Written request.
Wherever the string "title" appears in a line, extract that line.

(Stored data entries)
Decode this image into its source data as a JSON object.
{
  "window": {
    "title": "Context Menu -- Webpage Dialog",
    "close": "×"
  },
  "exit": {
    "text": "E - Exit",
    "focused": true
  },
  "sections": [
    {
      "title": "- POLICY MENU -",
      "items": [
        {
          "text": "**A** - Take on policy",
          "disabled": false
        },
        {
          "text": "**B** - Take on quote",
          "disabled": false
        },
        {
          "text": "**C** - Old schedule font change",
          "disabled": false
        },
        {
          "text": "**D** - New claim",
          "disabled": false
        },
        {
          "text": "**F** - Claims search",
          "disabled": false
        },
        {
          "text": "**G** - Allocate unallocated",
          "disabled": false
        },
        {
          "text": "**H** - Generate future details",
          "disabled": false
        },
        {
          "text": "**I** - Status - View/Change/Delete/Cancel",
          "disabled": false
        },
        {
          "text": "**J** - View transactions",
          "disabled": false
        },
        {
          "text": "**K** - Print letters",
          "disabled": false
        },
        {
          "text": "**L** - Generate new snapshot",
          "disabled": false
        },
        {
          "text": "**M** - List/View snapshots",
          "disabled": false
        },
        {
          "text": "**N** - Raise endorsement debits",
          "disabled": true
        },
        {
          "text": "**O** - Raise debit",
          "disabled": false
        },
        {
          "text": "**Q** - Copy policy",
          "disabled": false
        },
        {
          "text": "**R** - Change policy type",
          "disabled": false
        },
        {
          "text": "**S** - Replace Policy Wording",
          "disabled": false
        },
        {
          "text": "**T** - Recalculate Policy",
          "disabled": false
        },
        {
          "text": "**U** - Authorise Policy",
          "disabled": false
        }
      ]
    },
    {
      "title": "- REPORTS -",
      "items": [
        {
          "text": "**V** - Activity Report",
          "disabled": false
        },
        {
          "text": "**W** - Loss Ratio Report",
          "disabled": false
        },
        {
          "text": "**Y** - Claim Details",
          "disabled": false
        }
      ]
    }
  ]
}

Written answer.
    "title": "Context Menu -- Webpage Dialog",
      "title": "- POLICY MENU -",
      "title": "- REPORTS -",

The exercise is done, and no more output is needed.